»»

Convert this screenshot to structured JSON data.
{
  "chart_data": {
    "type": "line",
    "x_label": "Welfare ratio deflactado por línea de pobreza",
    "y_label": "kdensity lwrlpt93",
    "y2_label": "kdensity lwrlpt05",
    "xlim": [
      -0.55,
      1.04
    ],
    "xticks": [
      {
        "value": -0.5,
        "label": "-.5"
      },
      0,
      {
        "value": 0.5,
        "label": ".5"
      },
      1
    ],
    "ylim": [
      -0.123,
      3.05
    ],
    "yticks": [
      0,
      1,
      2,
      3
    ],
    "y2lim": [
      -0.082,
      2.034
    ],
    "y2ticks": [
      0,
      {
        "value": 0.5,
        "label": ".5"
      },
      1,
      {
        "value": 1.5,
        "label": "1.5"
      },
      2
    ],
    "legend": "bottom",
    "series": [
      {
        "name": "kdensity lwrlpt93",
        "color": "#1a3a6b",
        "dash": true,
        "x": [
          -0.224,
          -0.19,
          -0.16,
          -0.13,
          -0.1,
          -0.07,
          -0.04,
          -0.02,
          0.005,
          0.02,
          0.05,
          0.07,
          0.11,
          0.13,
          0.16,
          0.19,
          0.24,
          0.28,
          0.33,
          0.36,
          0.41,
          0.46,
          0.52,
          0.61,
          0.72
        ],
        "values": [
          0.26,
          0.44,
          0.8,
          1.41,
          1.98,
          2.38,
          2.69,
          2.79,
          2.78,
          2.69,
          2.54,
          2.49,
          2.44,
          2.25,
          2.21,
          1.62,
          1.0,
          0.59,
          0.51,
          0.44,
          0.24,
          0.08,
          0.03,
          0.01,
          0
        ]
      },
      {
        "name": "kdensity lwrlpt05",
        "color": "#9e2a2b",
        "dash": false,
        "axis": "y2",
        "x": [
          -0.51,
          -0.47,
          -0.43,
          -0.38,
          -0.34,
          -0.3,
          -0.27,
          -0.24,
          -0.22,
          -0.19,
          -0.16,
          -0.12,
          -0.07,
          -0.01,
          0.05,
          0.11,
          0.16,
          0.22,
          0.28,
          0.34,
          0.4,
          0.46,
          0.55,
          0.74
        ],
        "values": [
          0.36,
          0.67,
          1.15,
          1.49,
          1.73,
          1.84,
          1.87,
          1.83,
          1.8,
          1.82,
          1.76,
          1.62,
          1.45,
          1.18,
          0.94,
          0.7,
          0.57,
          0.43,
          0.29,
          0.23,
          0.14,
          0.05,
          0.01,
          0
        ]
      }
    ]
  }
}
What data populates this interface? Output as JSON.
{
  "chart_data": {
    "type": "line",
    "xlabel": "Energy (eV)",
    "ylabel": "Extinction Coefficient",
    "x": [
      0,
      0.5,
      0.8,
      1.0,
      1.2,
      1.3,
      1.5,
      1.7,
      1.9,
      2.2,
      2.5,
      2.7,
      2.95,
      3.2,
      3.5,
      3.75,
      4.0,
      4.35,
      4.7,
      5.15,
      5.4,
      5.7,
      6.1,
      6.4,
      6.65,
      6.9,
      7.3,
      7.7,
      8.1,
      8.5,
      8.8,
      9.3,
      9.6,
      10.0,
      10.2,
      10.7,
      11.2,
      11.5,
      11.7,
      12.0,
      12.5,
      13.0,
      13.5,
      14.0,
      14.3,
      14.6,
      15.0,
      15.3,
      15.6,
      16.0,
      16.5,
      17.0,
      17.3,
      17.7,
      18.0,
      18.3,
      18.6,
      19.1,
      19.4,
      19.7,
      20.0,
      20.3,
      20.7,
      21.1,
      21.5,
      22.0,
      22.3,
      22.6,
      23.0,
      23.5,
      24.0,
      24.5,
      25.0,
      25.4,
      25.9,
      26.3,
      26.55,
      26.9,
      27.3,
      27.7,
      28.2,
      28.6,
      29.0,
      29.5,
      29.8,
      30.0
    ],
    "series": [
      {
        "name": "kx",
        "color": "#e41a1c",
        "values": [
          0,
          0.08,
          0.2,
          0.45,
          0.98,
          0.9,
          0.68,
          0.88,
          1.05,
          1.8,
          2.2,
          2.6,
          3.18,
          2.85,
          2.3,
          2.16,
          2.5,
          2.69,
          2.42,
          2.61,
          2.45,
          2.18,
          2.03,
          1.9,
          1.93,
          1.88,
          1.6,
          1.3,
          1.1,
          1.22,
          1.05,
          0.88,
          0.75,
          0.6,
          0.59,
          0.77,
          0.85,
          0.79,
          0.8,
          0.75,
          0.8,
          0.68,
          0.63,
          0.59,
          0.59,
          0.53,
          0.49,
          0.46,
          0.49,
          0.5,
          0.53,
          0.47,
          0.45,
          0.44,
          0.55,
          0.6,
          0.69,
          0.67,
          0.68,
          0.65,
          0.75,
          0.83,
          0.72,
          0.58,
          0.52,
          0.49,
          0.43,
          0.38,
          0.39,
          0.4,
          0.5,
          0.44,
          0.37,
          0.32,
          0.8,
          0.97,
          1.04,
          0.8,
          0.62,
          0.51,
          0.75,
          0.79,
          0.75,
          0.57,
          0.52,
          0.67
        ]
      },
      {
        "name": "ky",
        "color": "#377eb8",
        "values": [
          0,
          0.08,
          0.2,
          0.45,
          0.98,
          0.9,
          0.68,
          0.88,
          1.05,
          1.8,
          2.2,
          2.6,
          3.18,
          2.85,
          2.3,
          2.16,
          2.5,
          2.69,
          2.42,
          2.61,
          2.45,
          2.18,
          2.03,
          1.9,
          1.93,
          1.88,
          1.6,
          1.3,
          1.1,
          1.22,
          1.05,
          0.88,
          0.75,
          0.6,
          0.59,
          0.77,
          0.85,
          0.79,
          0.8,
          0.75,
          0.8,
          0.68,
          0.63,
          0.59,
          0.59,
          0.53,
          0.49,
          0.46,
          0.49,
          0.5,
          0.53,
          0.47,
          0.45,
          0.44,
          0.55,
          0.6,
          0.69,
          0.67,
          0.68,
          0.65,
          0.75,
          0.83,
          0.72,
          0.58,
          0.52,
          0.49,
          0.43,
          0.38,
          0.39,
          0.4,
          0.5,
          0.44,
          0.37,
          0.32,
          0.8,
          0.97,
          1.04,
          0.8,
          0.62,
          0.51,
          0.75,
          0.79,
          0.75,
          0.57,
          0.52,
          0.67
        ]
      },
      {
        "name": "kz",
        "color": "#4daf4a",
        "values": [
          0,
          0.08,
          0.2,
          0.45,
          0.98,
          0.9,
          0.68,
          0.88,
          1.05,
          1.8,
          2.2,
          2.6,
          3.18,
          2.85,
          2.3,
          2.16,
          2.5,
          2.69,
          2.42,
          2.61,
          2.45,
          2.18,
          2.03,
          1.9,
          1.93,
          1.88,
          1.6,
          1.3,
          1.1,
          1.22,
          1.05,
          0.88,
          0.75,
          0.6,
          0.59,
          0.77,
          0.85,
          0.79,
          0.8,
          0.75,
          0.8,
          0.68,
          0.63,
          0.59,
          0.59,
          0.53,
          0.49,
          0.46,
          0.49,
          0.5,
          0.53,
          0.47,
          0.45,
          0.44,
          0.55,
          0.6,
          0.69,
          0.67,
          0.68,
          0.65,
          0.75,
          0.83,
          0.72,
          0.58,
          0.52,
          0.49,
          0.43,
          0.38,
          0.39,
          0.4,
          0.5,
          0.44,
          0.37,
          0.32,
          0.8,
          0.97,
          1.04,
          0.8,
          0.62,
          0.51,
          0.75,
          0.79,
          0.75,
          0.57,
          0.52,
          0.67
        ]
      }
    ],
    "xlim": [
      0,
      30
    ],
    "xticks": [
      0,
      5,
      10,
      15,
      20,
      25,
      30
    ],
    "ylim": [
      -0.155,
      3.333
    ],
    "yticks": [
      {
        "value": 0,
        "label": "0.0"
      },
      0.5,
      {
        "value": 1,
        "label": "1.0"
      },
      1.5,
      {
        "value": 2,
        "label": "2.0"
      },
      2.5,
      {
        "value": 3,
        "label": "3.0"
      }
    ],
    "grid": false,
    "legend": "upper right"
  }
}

««

• Do this
Select every line in the records above that contains the word "color".

• The result
        "color": "#1a3a6b",
        "color": "#9e2a2b",
        "color": "#e41a1c",
        "color": "#377eb8",
        "color": "#4daf4a",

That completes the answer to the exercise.